[What you should do]:
Print out each entry below exactly, please.

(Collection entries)
_ _ _
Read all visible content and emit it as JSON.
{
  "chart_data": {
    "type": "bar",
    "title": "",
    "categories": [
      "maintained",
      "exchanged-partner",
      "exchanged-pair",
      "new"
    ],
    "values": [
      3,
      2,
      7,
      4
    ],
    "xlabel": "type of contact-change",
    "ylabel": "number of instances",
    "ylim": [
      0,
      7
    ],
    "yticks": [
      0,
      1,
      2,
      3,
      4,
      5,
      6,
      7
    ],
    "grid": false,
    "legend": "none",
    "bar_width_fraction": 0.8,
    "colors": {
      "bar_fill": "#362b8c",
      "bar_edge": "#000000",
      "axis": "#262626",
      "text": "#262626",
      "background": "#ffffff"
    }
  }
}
_ _ _
[Task response]:
Read all visible content and emit it as JSON.
{
  "chart_data": {
    "type": "bar",
    "title": "",
    "categories": [
      "maintained",
      "exchanged-partner",
      "exchanged-pair",
      "new"
    ],
    "values": [
      3,
      2,
      7,
      4
    ],
    "xlabel": "type of contact-change",
    "ylabel": "number of instances",
    "ylim": [
      0,
      7
    ],
    "yticks": [
      0,
      1,
      2,
      3,
      4,
      5,
      6,
      7
    ],
    "grid": false,
    "legend": "none",
    "bar_width_fraction": 0.8,
    "colors": {
      "bar_fill": "#362b8c",
      "bar_edge": "#000000",
      "axis": "#262626",
      "text": "#262626",
      "background": "#ffffff"
    }
  }
}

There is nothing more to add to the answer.